-- EXTRACTED ENTRIES --
"""
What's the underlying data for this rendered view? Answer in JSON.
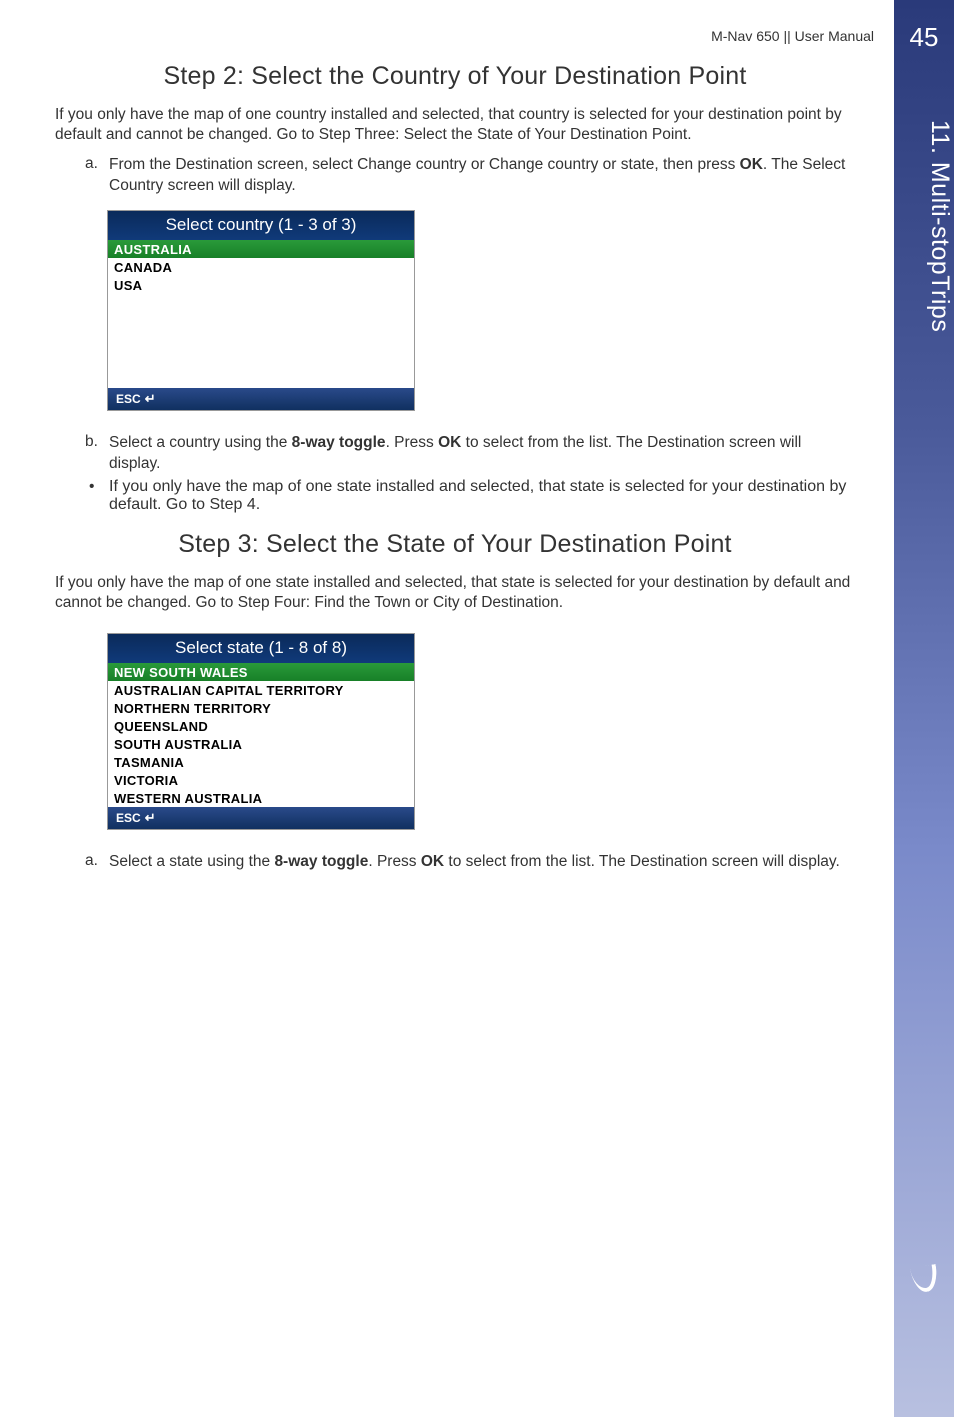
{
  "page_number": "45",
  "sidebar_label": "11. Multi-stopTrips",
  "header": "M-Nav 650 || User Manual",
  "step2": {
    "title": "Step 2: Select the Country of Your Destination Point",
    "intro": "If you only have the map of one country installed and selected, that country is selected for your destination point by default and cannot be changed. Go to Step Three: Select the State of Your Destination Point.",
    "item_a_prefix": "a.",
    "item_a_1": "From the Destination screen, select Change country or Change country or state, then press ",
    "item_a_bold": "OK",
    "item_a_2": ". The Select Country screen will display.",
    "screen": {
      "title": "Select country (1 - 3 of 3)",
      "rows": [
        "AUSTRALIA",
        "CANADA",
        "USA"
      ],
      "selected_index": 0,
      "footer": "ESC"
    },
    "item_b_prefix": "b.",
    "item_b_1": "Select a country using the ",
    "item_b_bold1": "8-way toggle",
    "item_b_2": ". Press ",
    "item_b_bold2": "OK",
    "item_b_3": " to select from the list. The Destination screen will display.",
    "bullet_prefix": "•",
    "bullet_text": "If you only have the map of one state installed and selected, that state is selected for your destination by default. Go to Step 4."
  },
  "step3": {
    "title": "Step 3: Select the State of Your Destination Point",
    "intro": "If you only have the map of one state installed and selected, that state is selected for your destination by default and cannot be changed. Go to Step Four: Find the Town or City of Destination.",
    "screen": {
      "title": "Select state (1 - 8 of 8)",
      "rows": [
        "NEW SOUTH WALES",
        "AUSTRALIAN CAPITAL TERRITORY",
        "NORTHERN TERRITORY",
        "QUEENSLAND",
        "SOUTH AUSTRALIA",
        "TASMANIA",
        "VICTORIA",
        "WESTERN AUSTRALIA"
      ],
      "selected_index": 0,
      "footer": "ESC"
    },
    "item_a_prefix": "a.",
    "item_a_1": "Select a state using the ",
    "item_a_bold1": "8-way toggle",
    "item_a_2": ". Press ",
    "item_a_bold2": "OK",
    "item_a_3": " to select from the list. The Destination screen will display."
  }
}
"""
"""
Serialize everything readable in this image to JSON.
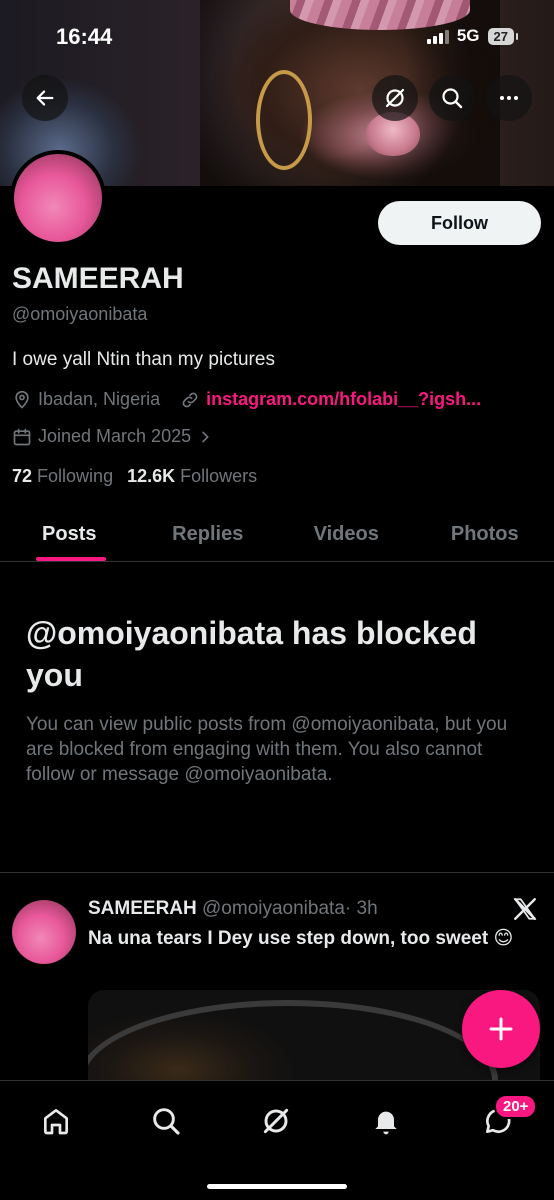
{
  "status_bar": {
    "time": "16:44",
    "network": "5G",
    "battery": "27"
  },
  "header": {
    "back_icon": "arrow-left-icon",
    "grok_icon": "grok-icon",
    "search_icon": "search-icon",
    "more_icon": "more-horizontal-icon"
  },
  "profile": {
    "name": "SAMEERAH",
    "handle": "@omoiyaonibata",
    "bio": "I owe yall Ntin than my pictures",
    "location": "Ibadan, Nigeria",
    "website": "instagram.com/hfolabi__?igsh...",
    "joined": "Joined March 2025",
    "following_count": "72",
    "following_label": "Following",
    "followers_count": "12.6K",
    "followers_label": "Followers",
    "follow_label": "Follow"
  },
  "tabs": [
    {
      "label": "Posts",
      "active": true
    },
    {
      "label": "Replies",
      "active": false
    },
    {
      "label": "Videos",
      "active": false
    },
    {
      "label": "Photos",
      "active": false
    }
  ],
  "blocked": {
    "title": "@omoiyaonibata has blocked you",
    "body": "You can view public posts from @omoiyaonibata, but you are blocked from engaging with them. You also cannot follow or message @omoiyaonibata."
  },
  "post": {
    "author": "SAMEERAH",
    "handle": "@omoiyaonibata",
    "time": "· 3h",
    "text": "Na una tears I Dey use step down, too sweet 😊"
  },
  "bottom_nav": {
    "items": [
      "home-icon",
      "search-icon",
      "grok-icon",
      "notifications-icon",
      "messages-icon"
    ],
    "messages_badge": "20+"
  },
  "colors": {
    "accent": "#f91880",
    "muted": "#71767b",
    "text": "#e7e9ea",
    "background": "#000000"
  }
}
"""
-- EXERCISE INSTRUCTIONS --
Collect, from the material above, every line containing the word "default".

-- EXERCISE ANSWER --
    "intro": "If you only have the map of one country installed and selected, that country is selected for your destination point by default and cannot be changed. Go to Step Three: Select the State of Your Destination Point.",
    "bullet_text": "If you only have the map of one state installed and selected, that state is selected for your destination by default. Go to Step 4."
    "intro": "If you only have the map of one state installed and selected, that state is selected for your destination by default and cannot be changed. Go to Step Four: Find the Town or City of Destination.",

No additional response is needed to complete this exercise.